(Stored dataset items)
►
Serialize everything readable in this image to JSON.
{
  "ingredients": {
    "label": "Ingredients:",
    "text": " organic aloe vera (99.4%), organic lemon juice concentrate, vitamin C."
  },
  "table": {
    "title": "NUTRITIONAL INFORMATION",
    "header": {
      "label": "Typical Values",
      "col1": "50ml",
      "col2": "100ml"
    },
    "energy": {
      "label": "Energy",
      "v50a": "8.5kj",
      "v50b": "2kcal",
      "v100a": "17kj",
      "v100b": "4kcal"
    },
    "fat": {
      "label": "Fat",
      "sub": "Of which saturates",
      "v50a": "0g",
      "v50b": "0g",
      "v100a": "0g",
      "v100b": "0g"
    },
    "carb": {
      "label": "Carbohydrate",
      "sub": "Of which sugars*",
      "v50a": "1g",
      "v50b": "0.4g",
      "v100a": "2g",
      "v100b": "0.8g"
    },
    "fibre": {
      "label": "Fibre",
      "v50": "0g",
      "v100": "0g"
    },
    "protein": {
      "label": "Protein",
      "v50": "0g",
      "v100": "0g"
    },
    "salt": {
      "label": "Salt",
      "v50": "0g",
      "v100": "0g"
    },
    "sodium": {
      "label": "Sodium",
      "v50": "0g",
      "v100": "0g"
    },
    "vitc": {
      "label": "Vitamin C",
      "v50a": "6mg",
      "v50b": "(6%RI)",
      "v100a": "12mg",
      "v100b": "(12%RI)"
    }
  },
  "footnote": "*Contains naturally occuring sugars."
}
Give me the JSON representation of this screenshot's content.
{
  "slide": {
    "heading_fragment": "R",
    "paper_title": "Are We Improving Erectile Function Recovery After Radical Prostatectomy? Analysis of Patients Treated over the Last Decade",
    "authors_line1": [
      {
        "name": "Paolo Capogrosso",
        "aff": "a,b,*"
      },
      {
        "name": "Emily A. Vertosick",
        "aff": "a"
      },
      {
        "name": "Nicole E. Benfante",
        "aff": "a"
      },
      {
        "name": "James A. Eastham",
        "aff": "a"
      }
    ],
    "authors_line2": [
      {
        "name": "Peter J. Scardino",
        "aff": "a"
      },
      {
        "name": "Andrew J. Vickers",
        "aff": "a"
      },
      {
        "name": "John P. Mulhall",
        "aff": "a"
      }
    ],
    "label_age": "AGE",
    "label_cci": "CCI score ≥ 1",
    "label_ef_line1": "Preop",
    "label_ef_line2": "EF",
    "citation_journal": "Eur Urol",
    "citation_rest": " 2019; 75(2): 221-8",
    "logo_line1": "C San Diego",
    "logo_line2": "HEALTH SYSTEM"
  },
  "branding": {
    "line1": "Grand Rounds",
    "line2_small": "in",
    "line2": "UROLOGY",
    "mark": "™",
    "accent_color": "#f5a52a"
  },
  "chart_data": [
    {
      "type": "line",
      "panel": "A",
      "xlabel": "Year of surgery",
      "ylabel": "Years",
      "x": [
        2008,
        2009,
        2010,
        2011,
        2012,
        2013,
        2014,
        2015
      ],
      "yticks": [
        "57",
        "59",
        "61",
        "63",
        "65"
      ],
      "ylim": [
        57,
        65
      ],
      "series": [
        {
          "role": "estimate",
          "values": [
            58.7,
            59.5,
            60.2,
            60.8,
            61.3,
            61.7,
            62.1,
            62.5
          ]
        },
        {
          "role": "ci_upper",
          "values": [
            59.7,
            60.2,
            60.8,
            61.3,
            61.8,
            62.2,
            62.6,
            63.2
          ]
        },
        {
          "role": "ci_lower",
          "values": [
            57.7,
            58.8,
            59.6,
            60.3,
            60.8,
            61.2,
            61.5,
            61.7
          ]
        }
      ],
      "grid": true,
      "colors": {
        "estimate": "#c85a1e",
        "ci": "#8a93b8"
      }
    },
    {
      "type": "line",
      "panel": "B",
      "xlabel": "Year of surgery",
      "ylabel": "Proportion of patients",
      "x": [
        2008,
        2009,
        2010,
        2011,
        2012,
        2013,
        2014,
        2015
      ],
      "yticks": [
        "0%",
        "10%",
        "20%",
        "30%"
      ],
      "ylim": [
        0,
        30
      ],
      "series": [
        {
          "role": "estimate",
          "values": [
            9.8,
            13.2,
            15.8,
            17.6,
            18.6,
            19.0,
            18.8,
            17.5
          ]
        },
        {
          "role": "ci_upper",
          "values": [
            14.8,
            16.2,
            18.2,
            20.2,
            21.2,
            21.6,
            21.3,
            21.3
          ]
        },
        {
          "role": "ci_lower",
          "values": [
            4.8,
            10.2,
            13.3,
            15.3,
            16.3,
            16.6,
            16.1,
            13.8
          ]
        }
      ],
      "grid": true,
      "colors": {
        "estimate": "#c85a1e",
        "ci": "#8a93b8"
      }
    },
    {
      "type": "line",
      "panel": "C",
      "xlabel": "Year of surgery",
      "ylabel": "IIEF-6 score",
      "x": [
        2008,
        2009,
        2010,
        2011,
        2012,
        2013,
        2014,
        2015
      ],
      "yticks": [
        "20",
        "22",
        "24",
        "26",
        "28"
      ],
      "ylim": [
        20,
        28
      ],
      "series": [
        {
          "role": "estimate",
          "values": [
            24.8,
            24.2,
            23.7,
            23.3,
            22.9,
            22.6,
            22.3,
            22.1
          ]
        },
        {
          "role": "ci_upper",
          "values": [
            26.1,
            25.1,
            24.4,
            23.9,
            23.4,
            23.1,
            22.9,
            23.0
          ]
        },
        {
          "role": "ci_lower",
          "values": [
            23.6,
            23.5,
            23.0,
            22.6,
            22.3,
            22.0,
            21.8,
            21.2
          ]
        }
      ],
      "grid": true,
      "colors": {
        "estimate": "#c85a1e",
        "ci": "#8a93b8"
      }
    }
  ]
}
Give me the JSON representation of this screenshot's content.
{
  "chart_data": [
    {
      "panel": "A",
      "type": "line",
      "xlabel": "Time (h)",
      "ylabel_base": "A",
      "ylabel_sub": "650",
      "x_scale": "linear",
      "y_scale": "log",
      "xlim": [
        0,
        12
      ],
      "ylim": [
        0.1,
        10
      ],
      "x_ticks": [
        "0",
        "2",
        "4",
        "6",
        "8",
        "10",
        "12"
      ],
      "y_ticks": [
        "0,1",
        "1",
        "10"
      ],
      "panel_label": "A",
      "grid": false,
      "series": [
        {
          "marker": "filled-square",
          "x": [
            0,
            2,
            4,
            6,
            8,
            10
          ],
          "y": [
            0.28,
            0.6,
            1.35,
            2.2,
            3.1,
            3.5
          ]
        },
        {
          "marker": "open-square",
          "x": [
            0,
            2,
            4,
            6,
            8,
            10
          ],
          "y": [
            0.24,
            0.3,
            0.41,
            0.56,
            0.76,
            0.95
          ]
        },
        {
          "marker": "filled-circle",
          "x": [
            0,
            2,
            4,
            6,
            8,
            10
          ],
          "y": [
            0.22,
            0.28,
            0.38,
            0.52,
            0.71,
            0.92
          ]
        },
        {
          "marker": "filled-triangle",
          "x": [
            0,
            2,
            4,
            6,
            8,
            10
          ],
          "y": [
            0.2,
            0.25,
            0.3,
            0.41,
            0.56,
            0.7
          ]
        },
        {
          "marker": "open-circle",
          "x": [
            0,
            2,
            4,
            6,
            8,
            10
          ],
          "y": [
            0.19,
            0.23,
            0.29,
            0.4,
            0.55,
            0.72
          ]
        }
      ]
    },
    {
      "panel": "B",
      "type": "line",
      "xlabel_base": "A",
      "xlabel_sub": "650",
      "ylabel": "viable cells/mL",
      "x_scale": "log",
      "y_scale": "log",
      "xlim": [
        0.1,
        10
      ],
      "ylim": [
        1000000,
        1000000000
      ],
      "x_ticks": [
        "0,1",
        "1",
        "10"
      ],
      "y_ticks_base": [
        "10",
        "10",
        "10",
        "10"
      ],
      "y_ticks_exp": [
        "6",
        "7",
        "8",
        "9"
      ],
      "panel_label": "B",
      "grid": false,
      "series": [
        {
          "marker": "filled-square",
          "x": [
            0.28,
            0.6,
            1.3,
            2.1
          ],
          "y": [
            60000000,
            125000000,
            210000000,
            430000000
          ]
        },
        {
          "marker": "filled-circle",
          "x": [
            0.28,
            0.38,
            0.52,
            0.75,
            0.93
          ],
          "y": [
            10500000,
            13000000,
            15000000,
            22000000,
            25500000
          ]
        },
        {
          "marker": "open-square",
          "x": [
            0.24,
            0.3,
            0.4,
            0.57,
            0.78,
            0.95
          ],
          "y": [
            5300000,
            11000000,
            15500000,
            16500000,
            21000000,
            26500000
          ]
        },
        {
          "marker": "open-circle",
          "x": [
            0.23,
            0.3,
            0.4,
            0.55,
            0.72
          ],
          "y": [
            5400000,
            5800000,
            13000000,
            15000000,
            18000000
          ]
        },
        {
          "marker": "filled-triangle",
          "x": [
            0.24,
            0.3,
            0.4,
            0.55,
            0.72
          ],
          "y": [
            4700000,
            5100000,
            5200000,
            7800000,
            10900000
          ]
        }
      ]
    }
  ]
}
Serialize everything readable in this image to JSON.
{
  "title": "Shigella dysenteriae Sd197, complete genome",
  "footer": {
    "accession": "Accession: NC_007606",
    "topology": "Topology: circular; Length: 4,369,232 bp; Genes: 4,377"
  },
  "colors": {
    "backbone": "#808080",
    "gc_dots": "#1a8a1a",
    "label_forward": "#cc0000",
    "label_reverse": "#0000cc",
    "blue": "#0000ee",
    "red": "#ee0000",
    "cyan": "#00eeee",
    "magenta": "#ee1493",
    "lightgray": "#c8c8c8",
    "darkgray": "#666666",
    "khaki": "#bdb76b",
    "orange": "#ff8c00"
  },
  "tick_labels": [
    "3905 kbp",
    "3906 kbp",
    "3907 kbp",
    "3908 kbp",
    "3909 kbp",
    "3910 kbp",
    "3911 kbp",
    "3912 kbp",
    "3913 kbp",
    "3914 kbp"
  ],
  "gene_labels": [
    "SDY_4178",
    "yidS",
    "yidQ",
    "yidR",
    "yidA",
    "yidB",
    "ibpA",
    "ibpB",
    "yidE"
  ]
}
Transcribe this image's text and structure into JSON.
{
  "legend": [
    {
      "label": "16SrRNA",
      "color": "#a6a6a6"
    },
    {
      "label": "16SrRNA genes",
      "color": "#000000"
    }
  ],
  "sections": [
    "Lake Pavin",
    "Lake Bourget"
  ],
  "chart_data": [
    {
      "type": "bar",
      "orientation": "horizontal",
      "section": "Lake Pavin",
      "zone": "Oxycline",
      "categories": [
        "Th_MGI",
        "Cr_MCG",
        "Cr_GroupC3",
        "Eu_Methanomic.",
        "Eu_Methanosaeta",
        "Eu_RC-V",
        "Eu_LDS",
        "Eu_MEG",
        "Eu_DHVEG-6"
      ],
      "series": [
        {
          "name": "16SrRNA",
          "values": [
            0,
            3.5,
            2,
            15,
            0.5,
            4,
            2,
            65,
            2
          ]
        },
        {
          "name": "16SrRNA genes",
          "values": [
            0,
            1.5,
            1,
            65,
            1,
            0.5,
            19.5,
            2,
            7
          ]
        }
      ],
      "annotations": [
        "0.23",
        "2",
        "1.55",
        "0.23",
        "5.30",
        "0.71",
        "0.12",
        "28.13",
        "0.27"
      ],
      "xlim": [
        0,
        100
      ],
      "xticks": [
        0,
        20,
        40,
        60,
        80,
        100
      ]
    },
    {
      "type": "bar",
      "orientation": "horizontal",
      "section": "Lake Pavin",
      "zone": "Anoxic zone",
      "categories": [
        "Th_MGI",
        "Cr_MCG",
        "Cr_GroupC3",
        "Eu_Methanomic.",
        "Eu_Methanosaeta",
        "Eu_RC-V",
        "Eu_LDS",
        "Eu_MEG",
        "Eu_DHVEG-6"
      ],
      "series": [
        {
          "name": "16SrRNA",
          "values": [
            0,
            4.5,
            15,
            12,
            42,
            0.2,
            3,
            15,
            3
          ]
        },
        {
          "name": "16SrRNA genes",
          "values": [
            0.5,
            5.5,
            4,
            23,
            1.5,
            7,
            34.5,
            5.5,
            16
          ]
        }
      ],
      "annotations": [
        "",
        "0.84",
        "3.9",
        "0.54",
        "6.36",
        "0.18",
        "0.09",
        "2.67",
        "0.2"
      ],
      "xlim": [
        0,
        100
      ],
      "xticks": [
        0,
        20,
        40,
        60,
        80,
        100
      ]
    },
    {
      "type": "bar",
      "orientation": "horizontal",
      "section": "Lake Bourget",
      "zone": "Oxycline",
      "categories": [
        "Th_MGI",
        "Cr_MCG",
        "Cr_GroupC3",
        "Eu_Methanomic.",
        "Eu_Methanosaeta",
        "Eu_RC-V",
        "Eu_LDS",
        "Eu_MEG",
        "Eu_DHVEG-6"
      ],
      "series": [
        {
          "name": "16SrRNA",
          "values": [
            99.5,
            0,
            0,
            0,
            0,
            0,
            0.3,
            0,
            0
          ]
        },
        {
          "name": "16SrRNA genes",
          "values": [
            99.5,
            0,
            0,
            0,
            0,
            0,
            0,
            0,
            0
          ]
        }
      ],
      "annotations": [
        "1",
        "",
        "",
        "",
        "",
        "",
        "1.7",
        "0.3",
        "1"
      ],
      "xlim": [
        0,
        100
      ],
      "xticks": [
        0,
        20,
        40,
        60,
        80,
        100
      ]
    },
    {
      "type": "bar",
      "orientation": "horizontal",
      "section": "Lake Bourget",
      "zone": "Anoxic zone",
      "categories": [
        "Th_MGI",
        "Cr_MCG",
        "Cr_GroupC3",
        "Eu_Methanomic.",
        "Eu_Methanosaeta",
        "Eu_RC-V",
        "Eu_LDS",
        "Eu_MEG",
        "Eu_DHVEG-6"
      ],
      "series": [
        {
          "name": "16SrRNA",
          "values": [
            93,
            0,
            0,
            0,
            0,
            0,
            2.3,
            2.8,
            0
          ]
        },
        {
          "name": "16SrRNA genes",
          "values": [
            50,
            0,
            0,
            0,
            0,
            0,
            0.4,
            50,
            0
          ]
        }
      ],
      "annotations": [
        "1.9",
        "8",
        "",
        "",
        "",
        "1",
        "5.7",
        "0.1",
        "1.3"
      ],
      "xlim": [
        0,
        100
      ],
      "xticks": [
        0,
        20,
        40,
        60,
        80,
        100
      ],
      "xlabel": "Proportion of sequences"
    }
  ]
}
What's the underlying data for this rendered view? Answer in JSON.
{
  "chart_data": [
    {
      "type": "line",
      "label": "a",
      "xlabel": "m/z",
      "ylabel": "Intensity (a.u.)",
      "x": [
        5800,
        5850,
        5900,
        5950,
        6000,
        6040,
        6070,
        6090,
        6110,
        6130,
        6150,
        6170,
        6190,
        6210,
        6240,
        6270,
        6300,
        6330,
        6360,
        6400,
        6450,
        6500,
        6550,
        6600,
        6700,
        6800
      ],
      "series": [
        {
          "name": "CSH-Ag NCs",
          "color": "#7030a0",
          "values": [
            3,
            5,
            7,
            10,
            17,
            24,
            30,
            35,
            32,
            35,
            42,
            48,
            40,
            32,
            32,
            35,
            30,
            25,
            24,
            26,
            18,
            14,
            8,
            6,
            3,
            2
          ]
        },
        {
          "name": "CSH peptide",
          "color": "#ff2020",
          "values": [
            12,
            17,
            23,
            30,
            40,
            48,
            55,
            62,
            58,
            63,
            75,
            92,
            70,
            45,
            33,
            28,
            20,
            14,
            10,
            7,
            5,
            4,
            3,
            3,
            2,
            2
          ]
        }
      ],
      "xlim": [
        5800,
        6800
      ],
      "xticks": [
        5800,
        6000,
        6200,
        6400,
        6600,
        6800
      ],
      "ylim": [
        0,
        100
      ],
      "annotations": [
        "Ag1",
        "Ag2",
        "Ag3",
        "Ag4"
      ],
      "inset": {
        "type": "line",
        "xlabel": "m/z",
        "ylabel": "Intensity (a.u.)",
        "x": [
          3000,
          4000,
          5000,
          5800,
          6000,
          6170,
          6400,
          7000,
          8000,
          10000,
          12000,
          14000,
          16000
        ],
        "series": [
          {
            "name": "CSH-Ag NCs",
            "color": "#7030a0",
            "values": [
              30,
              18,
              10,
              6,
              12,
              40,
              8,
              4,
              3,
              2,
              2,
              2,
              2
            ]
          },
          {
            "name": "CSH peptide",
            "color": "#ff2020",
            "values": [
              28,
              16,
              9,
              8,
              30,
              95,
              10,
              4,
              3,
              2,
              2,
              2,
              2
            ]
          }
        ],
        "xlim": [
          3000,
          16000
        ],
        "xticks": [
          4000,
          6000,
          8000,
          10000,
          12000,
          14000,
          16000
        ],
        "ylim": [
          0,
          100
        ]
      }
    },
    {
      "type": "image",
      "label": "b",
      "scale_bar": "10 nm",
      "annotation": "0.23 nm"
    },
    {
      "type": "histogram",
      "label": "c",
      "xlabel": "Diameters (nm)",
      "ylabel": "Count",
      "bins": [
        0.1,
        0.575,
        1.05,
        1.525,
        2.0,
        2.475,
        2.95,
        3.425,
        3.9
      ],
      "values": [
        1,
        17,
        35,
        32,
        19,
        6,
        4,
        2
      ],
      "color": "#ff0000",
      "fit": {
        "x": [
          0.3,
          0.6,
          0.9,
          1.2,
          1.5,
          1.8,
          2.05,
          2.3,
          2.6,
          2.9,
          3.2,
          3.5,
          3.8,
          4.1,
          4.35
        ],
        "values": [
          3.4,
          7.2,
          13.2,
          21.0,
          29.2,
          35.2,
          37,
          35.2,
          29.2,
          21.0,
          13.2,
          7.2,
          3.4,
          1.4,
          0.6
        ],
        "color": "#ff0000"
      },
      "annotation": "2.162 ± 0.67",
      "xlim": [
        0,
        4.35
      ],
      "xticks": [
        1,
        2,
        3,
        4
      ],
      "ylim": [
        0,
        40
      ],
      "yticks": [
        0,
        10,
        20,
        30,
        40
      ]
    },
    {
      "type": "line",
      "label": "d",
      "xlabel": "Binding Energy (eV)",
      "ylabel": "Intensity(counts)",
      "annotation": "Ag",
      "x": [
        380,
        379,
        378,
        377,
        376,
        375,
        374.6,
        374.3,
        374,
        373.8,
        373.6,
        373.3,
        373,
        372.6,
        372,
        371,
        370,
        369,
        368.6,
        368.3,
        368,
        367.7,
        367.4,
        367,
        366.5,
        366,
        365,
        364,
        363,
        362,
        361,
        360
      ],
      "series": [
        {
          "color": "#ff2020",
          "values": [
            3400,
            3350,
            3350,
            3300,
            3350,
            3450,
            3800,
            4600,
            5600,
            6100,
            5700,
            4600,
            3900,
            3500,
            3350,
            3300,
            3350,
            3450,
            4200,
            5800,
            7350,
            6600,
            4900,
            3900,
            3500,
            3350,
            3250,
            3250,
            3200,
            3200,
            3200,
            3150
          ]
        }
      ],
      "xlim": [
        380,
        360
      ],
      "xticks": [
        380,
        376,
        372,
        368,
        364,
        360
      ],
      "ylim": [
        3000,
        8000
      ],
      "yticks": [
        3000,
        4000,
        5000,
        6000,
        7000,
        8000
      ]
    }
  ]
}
◄
Description of the task | For every line of the records that has the word "sugars" in it, make a copy.

Task output |
      "sub": "Of which sugars*",
  "footnote": "*Contains naturally occuring sugars."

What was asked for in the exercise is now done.